Data excerpts:
>>>>
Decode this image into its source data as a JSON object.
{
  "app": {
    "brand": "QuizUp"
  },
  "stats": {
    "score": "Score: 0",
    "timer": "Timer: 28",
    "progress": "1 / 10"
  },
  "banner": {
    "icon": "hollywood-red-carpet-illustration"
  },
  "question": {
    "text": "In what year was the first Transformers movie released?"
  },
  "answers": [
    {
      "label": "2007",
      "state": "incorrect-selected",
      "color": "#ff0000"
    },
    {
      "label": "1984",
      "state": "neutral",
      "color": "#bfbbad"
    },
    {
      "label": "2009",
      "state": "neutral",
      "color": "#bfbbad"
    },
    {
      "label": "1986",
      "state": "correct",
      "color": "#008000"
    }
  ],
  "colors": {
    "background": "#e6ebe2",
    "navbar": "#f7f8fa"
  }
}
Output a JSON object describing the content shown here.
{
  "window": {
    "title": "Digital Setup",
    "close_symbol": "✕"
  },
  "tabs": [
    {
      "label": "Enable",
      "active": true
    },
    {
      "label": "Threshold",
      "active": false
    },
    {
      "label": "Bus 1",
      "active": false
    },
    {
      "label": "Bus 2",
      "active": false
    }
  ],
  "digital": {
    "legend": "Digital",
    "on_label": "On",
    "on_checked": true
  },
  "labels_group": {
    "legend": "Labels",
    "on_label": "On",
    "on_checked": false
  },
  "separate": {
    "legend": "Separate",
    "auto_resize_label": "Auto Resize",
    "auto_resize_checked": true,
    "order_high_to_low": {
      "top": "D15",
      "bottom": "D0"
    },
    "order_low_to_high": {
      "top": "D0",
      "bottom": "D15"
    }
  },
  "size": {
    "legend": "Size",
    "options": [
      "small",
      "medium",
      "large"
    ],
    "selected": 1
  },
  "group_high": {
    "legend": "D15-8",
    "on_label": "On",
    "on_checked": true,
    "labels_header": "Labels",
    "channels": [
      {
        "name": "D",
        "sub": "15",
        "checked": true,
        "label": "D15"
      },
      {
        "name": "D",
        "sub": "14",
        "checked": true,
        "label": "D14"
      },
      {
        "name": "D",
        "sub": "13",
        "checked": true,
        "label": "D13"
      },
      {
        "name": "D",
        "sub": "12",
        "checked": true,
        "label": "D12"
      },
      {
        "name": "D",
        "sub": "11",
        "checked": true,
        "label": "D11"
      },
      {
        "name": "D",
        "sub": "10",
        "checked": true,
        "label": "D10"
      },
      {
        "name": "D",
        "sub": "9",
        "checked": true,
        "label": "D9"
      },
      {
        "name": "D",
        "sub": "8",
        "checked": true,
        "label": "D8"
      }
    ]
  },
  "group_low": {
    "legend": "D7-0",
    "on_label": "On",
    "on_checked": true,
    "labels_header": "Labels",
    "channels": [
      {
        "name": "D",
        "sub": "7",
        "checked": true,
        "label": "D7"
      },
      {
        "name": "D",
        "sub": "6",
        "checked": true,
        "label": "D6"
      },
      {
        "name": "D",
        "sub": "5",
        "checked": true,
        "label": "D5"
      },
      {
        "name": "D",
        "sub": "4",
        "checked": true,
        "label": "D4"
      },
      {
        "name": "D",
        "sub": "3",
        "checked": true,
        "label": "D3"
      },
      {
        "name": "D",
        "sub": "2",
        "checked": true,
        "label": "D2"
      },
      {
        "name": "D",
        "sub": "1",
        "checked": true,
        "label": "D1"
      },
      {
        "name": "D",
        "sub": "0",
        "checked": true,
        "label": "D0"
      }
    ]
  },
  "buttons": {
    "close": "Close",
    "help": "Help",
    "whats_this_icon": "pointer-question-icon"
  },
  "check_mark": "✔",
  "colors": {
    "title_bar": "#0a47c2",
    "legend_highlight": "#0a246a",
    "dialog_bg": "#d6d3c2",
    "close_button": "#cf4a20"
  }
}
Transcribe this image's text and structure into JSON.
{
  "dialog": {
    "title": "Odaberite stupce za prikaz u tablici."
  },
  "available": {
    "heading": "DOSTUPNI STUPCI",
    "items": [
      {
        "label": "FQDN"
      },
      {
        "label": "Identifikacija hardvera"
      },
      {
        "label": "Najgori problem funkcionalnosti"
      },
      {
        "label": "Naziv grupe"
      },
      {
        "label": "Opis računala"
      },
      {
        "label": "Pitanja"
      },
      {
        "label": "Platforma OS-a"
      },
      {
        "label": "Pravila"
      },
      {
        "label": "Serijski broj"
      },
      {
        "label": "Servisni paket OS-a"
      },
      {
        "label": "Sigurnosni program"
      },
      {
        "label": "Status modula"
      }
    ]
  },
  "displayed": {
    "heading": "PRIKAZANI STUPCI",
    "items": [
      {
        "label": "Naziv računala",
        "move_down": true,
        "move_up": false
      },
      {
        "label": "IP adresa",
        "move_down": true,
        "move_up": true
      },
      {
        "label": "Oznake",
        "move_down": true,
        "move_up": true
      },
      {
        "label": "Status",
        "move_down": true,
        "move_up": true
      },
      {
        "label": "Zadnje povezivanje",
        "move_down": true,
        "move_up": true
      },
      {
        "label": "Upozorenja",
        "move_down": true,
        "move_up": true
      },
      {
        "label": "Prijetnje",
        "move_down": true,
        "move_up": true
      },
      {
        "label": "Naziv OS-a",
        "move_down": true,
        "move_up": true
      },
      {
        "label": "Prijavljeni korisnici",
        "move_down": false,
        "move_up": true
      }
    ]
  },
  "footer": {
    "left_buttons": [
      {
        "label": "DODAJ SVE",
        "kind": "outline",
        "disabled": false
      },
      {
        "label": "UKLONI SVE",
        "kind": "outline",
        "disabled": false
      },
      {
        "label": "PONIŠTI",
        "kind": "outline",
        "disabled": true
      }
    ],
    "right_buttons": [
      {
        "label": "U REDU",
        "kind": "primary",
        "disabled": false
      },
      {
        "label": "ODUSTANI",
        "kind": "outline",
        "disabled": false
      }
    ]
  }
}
<<<<
SET PROBLEM ->
Gather each line holding the string "STUPCI".

EXERCISE ANSWER ->
    "heading": "DOSTUPNI STUPCI",
    "heading": "PRIKAZANI STUPCI",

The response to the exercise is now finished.